GIVEN RECORDS>
***

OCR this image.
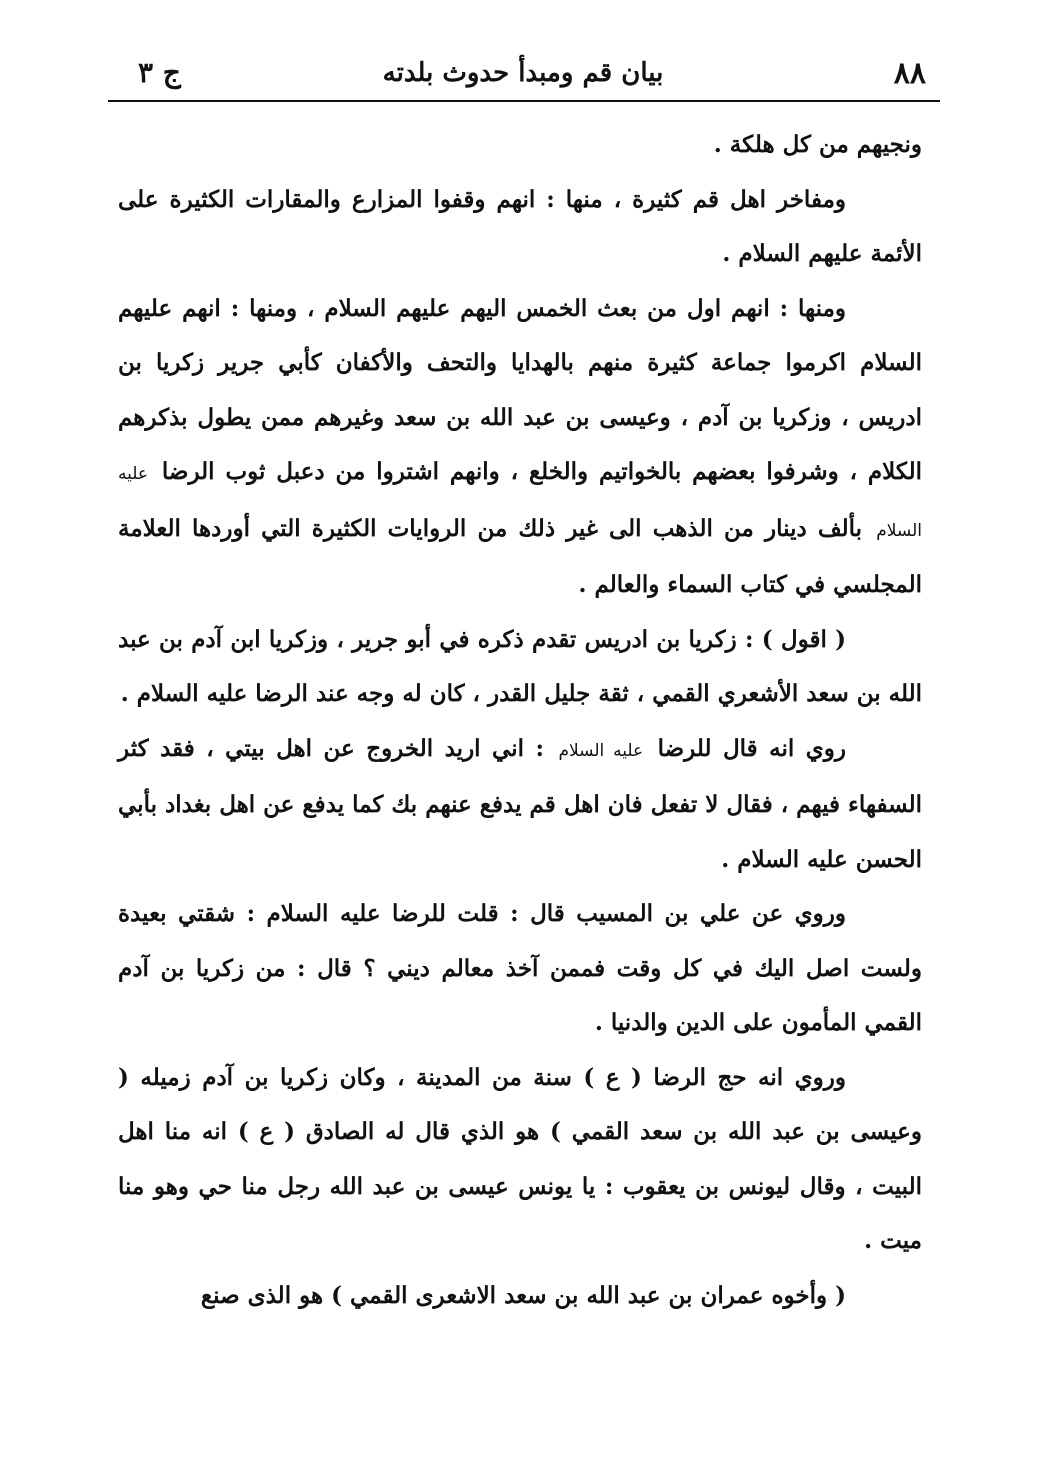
٨٨
بيان قم ومبدأ حدوث بلدته
ج ٣

ونجيهم من كل هلكة .

ومفاخر اهل قم كثيرة ، منها : انهم وقفوا المزارع والمقارات الكثيرة على الأئمة عليهم السلام .

ومنها : انهم اول من بعث الخمس اليهم عليهم السلام ، ومنها : انهم عليهم السلام اكرموا جماعة كثيرة منهم بالهدايا والتحف والأكفان كأبي جرير زكريا بن ادريس ، وزكريا بن آدم ، وعيسى بن عبد الله بن سعد وغيرهم ممن يطول بذكرهم الكلام ، وشرفوا بعضهم بالخواتيم والخلع ، وانهم اشتروا من دعبل ثوب الرضا عليه السلام بألف دينار من الذهب الى غير ذلك من الروايات الكثيرة التي أوردها العلامة المجلسي في كتاب السماء والعالم .

( اقول ) : زكريا بن ادريس تقدم ذكره في أبو جرير ، وزكريا ابن آدم بن عبد الله بن سعد الأشعري القمي ، ثقة جليل القدر ، كان له وجه عند الرضا عليه السلام .

روي انه قال للرضا عليه السلام : اني اريد الخروج عن اهل بيتي ، فقد كثر السفهاء فيهم ، فقال لا تفعل فان اهل قم يدفع عنهم بك كما يدفع عن اهل بغداد بأبي الحسن عليه السلام .

وروي عن علي بن المسيب قال : قلت للرضا عليه السلام : شقتي بعيدة ولست اصل اليك في كل وقت فممن آخذ معالم ديني ؟ قال : من زكريا بن آدم القمي المأمون على الدين والدنيا .

وروي انه حج الرضا ( ع ) سنة من المدينة ، وكان زكريا بن آدم زميله ( وعيسى بن عبد الله بن سعد القمي ) هو الذي قال له الصادق ( ع ) انه منا اهل البيت ، وقال ليونس بن يعقوب : يا يونس عيسى بن عبد الله رجل منا حي وهو منا ميت .

( وأخوه عمران بن عبد الله بن سعد الاشعرى القمي ) هو الذى صنع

***

OBJECTIVE> Would you mind returning each entry above word for word, skipping the images?

RESPONSE BELOW>
OCR this image.
٨٨
بيان قم ومبدأ حدوث بلدته
ج ٣

ونجيهم من كل هلكة .

ومفاخر اهل قم كثيرة ، منها : انهم وقفوا المزارع والمقارات الكثيرة على الأئمة عليهم السلام .

ومنها : انهم اول من بعث الخمس اليهم عليهم السلام ، ومنها : انهم عليهم السلام اكرموا جماعة كثيرة منهم بالهدايا والتحف والأكفان كأبي جرير زكريا بن ادريس ، وزكريا بن آدم ، وعيسى بن عبد الله بن سعد وغيرهم ممن يطول بذكرهم الكلام ، وشرفوا بعضهم بالخواتيم والخلع ، وانهم اشتروا من دعبل ثوب الرضا عليه السلام بألف دينار من الذهب الى غير ذلك من الروايات الكثيرة التي أوردها العلامة المجلسي في كتاب السماء والعالم .

( اقول ) : زكريا بن ادريس تقدم ذكره في أبو جرير ، وزكريا ابن آدم بن عبد الله بن سعد الأشعري القمي ، ثقة جليل القدر ، كان له وجه عند الرضا عليه السلام .

روي انه قال للرضا عليه السلام : اني اريد الخروج عن اهل بيتي ، فقد كثر السفهاء فيهم ، فقال لا تفعل فان اهل قم يدفع عنهم بك كما يدفع عن اهل بغداد بأبي الحسن عليه السلام .

وروي عن علي بن المسيب قال : قلت للرضا عليه السلام : شقتي بعيدة ولست اصل اليك في كل وقت فممن آخذ معالم ديني ؟ قال : من زكريا بن آدم القمي المأمون على الدين والدنيا .

وروي انه حج الرضا ( ع ) سنة من المدينة ، وكان زكريا بن آدم زميله ( وعيسى بن عبد الله بن سعد القمي ) هو الذي قال له الصادق ( ع ) انه منا اهل البيت ، وقال ليونس بن يعقوب : يا يونس عيسى بن عبد الله رجل منا حي وهو منا ميت .

( وأخوه عمران بن عبد الله بن سعد الاشعرى القمي ) هو الذى صنع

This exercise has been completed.